*PROBLEM DETAILS*. Wherever a line in the data below holds "with", copy that line.

*DATA ROWS*.
------------------------------------
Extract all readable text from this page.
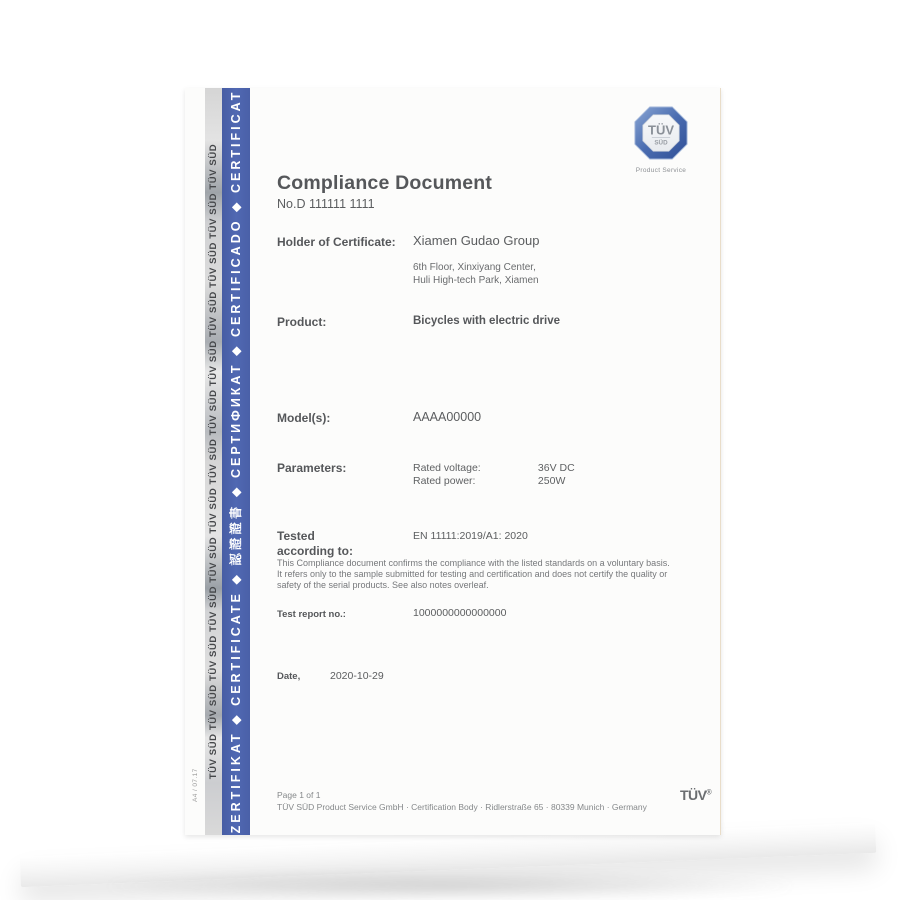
TÜV SÜD TÜV SÜD TÜV SÜD TÜV SÜD TÜV SÜD TÜV SÜD TÜV SÜD TÜV SÜD TÜV SÜD TÜV SÜD TÜV SÜD TÜV SÜD TÜV SÜD ZERTIFIKAT ◆ CERTIFICATE ◆ 認證證書 ◆ СЕРТИФИКАТ ◆ CERTIFICADO ◆ CERTIFICAT
A4 / 07.17
TÜV
SÜD
Product Service
Compliance Document
No.D 111111 1111
Holder of Certificate: Xiamen Gudao Group
6th Floor, Xinxiyang Center,
Huli High-tech Park, Xiamen
Product:	Bicycles with electric drive
Model(s):	AAAA00000
Parameters:	Rated voltage:	36V DC
Rated power:	250W
Tested
according to:
EN 11111:2019/A1: 2020
This Compliance document confirms the compliance with the listed standards on a voluntary basis. It refers only to the sample submitted for testing and certification and does not certify the quality or safety of the serial products. See also notes overleaf.
Test report no.:	1000000000000000
Date,	2020-10-29
Page 1 of 1
TÜV SÜD Product Service GmbH · Certification Body · Ridlerstraße 65 · 80339 Munich · Germany
TÜV®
------------------------------------
*EXPECTED ANSWER*.
Product:	Bicycles with electric drive
This Compliance document confirms the compliance with the listed standards on a voluntary basis. It refers only to the sample submitted for testing and certification and does not certify the quality or safety of the serial products. See also notes overleaf.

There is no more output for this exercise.